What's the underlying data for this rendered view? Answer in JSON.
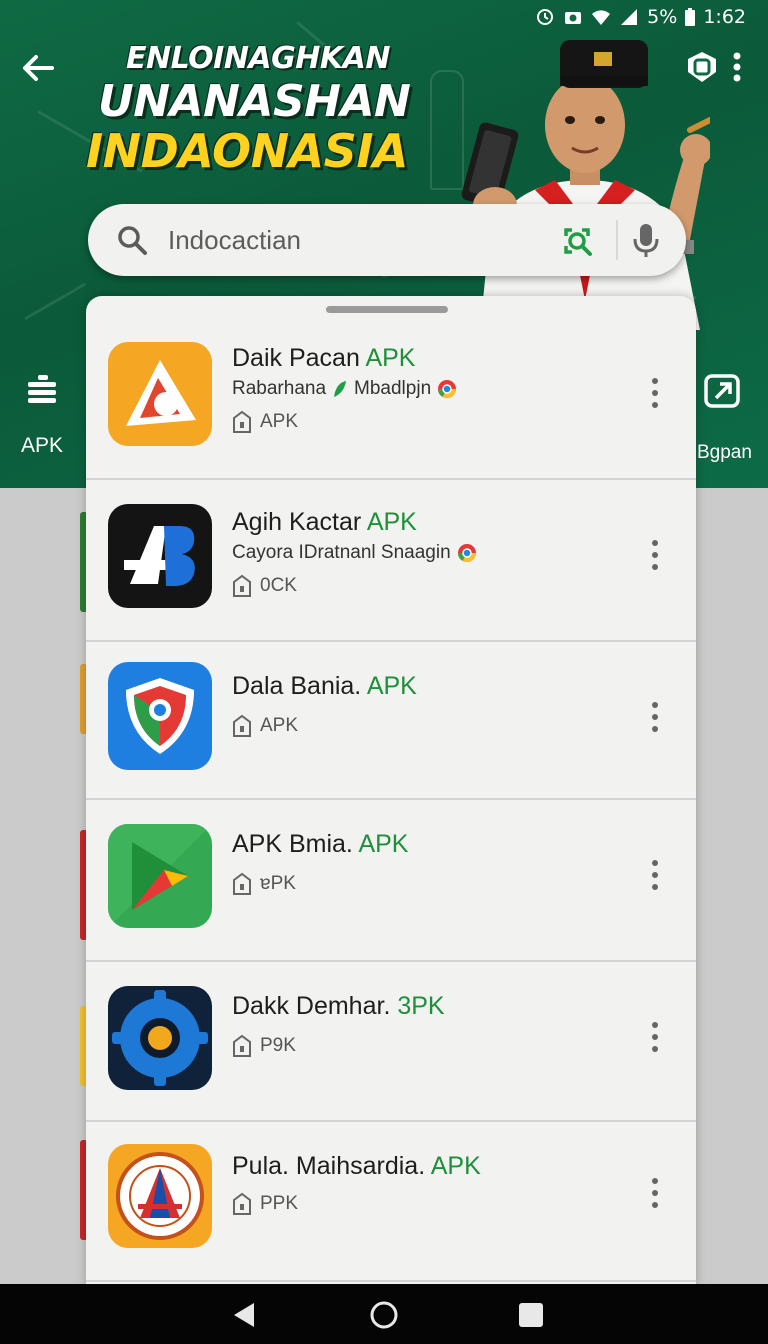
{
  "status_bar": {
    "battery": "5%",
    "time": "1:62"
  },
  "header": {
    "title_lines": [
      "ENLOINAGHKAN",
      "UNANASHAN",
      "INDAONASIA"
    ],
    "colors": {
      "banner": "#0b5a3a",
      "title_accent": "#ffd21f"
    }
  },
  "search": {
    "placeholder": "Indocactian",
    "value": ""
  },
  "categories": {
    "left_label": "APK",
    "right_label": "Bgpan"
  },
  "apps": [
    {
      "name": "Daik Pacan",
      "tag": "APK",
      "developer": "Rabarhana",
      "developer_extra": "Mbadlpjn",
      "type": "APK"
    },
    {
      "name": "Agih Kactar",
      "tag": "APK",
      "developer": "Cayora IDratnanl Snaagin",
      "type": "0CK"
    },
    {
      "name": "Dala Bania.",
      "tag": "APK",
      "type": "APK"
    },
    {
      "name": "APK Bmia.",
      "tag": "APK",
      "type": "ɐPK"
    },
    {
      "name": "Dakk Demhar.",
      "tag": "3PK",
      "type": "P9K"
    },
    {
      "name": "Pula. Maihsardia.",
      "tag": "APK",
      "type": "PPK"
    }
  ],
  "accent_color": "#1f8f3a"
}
────
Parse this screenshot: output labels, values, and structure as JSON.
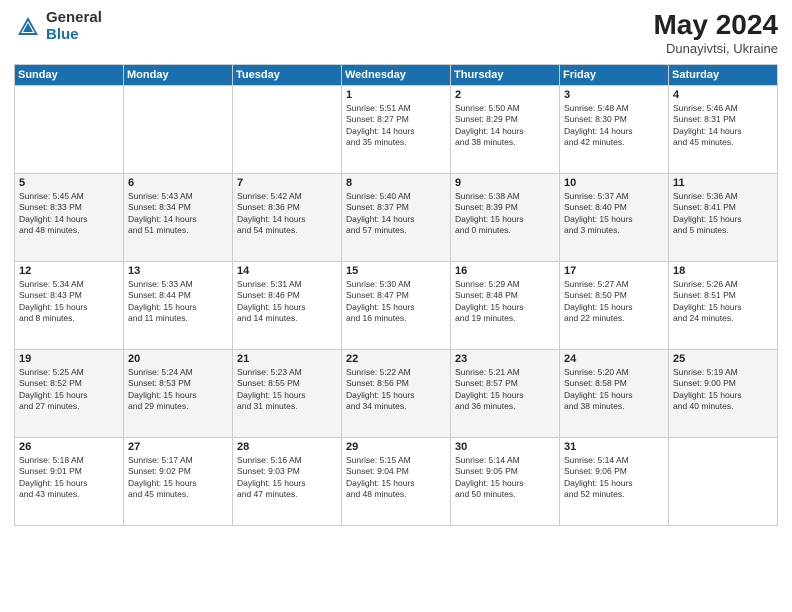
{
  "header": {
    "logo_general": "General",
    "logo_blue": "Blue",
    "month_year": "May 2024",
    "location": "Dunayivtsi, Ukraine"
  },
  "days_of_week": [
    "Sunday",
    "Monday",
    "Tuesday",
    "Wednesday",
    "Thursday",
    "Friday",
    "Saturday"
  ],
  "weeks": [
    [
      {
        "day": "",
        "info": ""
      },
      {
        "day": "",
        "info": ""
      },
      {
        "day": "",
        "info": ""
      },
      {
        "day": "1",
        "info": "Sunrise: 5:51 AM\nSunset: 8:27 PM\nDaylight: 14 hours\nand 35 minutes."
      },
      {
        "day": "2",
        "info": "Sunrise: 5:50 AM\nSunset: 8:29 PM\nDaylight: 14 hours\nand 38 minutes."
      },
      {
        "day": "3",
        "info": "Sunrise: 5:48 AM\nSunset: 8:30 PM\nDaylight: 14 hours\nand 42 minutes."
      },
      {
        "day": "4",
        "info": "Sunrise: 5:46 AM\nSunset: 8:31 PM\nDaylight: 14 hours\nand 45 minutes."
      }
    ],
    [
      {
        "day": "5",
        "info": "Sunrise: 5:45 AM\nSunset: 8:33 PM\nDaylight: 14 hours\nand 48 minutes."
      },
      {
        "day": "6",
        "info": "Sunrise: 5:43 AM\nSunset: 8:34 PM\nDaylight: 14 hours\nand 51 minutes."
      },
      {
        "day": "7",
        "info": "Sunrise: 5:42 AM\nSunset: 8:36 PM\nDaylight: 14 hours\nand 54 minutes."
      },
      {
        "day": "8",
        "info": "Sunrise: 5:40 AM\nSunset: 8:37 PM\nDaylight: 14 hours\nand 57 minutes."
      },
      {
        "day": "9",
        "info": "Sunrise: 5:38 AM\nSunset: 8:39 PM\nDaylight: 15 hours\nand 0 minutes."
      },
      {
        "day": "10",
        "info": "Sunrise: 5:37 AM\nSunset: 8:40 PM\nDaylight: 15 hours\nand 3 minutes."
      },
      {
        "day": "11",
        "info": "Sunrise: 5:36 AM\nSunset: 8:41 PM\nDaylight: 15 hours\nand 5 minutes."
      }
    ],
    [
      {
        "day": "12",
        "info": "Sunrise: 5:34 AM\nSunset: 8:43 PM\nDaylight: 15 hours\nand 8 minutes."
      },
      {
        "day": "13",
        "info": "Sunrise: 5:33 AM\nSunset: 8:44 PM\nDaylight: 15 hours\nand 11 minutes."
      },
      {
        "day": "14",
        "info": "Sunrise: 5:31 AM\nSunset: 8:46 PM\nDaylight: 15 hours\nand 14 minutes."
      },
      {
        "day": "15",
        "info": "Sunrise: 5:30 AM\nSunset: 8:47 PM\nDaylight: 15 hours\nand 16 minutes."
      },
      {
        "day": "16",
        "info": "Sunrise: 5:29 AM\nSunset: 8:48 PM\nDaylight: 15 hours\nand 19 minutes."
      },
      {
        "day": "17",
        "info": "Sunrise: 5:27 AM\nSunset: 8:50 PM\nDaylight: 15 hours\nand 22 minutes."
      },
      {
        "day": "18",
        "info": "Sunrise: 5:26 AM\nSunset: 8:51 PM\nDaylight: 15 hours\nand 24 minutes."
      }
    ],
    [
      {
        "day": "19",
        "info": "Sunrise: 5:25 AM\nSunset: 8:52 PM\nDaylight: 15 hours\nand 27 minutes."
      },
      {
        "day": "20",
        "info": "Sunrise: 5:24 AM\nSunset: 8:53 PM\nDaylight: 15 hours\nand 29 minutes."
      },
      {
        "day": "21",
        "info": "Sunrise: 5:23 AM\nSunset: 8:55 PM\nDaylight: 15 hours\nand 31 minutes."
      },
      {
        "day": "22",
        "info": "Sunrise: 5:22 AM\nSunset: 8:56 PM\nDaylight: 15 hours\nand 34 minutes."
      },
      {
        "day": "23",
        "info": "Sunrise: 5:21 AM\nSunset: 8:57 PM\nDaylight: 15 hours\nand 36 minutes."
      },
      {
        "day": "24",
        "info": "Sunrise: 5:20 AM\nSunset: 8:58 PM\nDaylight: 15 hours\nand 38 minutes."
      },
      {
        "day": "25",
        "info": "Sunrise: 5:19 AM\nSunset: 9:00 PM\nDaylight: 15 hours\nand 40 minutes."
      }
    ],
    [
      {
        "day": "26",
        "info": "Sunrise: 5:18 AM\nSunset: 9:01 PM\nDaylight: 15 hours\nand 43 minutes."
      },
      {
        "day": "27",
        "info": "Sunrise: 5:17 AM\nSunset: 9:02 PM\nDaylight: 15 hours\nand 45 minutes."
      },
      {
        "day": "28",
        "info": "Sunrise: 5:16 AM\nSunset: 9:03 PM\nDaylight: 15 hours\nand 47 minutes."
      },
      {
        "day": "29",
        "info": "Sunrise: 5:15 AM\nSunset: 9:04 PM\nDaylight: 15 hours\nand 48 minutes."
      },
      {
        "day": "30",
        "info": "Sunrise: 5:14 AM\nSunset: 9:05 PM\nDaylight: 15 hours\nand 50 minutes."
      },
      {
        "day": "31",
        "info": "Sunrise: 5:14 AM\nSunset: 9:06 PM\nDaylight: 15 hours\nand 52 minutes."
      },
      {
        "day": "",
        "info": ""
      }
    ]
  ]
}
────
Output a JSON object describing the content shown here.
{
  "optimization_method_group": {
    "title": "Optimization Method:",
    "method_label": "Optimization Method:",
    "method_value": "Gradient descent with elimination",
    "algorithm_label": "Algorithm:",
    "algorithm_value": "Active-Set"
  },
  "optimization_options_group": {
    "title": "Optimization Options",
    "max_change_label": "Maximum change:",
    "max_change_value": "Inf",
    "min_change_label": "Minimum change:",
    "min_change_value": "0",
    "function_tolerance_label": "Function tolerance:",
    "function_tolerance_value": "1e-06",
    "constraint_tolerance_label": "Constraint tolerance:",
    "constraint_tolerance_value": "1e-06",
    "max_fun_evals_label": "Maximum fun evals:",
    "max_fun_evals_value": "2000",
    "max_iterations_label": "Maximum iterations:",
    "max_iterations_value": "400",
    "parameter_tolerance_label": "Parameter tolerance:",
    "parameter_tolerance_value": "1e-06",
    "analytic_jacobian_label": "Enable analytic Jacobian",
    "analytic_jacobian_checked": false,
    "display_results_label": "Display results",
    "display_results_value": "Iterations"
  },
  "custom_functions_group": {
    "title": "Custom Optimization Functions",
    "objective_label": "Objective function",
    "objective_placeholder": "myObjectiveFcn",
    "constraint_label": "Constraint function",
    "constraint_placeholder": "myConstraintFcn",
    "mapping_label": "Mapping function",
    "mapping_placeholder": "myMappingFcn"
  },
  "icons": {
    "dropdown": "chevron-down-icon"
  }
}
────
**EXERCISE:** Copy each line of the preceding data that contains the string "JSON".

**EXPECTED OUTPUT:**
What's the underlying data for this rendered view? Answer in JSON.
Parse this screenshot: output labels, values, and structure as JSON.
Output a JSON object describing the content shown here.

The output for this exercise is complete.